(Records shown):

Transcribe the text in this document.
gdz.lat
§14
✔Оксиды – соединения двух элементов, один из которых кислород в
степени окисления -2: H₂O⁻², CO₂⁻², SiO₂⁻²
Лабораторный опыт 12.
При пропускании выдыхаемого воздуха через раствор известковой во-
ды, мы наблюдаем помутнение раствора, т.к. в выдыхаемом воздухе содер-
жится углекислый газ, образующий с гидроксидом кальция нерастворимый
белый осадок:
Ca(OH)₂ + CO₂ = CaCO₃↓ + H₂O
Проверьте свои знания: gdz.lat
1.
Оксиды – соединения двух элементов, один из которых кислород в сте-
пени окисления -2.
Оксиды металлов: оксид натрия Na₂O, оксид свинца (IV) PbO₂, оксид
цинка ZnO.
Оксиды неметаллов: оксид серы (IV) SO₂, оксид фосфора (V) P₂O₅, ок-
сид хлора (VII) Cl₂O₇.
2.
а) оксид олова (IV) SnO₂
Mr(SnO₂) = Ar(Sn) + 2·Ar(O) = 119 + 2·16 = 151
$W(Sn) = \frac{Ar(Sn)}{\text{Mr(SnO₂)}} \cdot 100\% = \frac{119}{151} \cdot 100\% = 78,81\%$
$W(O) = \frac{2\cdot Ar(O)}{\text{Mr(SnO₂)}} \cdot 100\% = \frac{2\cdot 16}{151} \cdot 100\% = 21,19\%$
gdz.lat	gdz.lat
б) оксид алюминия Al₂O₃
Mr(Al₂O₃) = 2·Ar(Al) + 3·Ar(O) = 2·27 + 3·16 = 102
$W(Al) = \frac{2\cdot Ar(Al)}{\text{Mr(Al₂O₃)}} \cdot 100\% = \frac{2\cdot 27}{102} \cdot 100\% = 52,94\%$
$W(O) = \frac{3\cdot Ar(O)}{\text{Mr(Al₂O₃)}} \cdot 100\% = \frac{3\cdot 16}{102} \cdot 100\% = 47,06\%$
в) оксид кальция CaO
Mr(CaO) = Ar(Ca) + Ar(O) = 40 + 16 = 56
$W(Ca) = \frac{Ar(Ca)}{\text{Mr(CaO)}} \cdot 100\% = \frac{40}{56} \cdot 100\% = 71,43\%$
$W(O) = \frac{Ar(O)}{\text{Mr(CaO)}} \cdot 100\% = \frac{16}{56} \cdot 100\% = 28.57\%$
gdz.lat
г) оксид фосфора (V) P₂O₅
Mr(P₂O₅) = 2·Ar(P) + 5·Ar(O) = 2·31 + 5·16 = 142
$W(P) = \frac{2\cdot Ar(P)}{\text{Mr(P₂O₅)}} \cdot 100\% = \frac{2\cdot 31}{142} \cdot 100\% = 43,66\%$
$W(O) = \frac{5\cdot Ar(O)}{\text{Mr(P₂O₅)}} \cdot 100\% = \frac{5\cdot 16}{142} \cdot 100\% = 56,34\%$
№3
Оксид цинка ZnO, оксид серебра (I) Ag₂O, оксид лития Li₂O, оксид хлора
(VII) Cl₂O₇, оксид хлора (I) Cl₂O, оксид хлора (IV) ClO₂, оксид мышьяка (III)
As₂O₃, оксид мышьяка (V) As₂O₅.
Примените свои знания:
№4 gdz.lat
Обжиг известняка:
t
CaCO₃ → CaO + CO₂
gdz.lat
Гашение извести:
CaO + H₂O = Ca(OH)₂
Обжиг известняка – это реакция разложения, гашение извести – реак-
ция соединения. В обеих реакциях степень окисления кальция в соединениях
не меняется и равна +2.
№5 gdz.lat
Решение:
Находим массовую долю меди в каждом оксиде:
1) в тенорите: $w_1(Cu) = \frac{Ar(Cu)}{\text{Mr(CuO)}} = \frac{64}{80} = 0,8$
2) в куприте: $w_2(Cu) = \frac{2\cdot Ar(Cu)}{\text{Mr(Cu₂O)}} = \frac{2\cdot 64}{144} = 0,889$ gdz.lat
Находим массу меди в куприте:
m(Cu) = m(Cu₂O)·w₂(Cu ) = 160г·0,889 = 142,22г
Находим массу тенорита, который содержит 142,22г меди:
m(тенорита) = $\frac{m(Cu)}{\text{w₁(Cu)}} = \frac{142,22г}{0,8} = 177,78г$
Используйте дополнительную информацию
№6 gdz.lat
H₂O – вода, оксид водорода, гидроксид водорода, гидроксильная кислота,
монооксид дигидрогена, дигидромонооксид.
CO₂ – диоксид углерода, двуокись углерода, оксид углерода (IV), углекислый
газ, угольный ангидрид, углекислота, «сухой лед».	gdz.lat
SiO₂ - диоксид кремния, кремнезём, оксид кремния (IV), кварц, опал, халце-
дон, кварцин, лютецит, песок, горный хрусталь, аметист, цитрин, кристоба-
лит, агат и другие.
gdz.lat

(Exercise aim): Produce an exact copy of the whole listing.

(Expected answer):
Transcribe the text in this document.
gdz.lat
§14
✔Оксиды – соединения двух элементов, один из которых кислород в
степени окисления -2: H₂O⁻², CO₂⁻², SiO₂⁻²
Лабораторный опыт 12.
При пропускании выдыхаемого воздуха через раствор известковой во-
ды, мы наблюдаем помутнение раствора, т.к. в выдыхаемом воздухе содер-
жится углекислый газ, образующий с гидроксидом кальция нерастворимый
белый осадок:
Ca(OH)₂ + CO₂ = CaCO₃↓ + H₂O
Проверьте свои знания: gdz.lat
1.
Оксиды – соединения двух элементов, один из которых кислород в сте-
пени окисления -2.
Оксиды металлов: оксид натрия Na₂O, оксид свинца (IV) PbO₂, оксид
цинка ZnO.
Оксиды неметаллов: оксид серы (IV) SO₂, оксид фосфора (V) P₂O₅, ок-
сид хлора (VII) Cl₂O₇.
2.
а) оксид олова (IV) SnO₂
Mr(SnO₂) = Ar(Sn) + 2·Ar(O) = 119 + 2·16 = 151
$W(Sn) = \frac{Ar(Sn)}{\text{Mr(SnO₂)}} \cdot 100\% = \frac{119}{151} \cdot 100\% = 78,81\%$
$W(O) = \frac{2\cdot Ar(O)}{\text{Mr(SnO₂)}} \cdot 100\% = \frac{2\cdot 16}{151} \cdot 100\% = 21,19\%$
gdz.lat	gdz.lat
б) оксид алюминия Al₂O₃
Mr(Al₂O₃) = 2·Ar(Al) + 3·Ar(O) = 2·27 + 3·16 = 102
$W(Al) = \frac{2\cdot Ar(Al)}{\text{Mr(Al₂O₃)}} \cdot 100\% = \frac{2\cdot 27}{102} \cdot 100\% = 52,94\%$
$W(O) = \frac{3\cdot Ar(O)}{\text{Mr(Al₂O₃)}} \cdot 100\% = \frac{3\cdot 16}{102} \cdot 100\% = 47,06\%$
в) оксид кальция CaO
Mr(CaO) = Ar(Ca) + Ar(O) = 40 + 16 = 56
$W(Ca) = \frac{Ar(Ca)}{\text{Mr(CaO)}} \cdot 100\% = \frac{40}{56} \cdot 100\% = 71,43\%$
$W(O) = \frac{Ar(O)}{\text{Mr(CaO)}} \cdot 100\% = \frac{16}{56} \cdot 100\% = 28.57\%$
gdz.lat
г) оксид фосфора (V) P₂O₅
Mr(P₂O₅) = 2·Ar(P) + 5·Ar(O) = 2·31 + 5·16 = 142
$W(P) = \frac{2\cdot Ar(P)}{\text{Mr(P₂O₅)}} \cdot 100\% = \frac{2\cdot 31}{142} \cdot 100\% = 43,66\%$
$W(O) = \frac{5\cdot Ar(O)}{\text{Mr(P₂O₅)}} \cdot 100\% = \frac{5\cdot 16}{142} \cdot 100\% = 56,34\%$
№3
Оксид цинка ZnO, оксид серебра (I) Ag₂O, оксид лития Li₂O, оксид хлора
(VII) Cl₂O₇, оксид хлора (I) Cl₂O, оксид хлора (IV) ClO₂, оксид мышьяка (III)
As₂O₃, оксид мышьяка (V) As₂O₅.
Примените свои знания:
№4 gdz.lat
Обжиг известняка:
t
CaCO₃ → CaO + CO₂
gdz.lat
Гашение извести:
CaO + H₂O = Ca(OH)₂
Обжиг известняка – это реакция разложения, гашение извести – реак-
ция соединения. В обеих реакциях степень окисления кальция в соединениях
не меняется и равна +2.
№5 gdz.lat
Решение:
Находим массовую долю меди в каждом оксиде:
1) в тенорите: $w_1(Cu) = \frac{Ar(Cu)}{\text{Mr(CuO)}} = \frac{64}{80} = 0,8$
2) в куприте: $w_2(Cu) = \frac{2\cdot Ar(Cu)}{\text{Mr(Cu₂O)}} = \frac{2\cdot 64}{144} = 0,889$ gdz.lat
Находим массу меди в куприте:
m(Cu) = m(Cu₂O)·w₂(Cu ) = 160г·0,889 = 142,22г
Находим массу тенорита, который содержит 142,22г меди:
m(тенорита) = $\frac{m(Cu)}{\text{w₁(Cu)}} = \frac{142,22г}{0,8} = 177,78г$
Используйте дополнительную информацию
№6 gdz.lat
H₂O – вода, оксид водорода, гидроксид водорода, гидроксильная кислота,
монооксид дигидрогена, дигидромонооксид.
CO₂ – диоксид углерода, двуокись углерода, оксид углерода (IV), углекислый
газ, угольный ангидрид, углекислота, «сухой лед».	gdz.lat
SiO₂ - диоксид кремния, кремнезём, оксид кремния (IV), кварц, опал, халце-
дон, кварцин, лютецит, песок, горный хрусталь, аметист, цитрин, кристоба-
лит, агат и другие.
gdz.lat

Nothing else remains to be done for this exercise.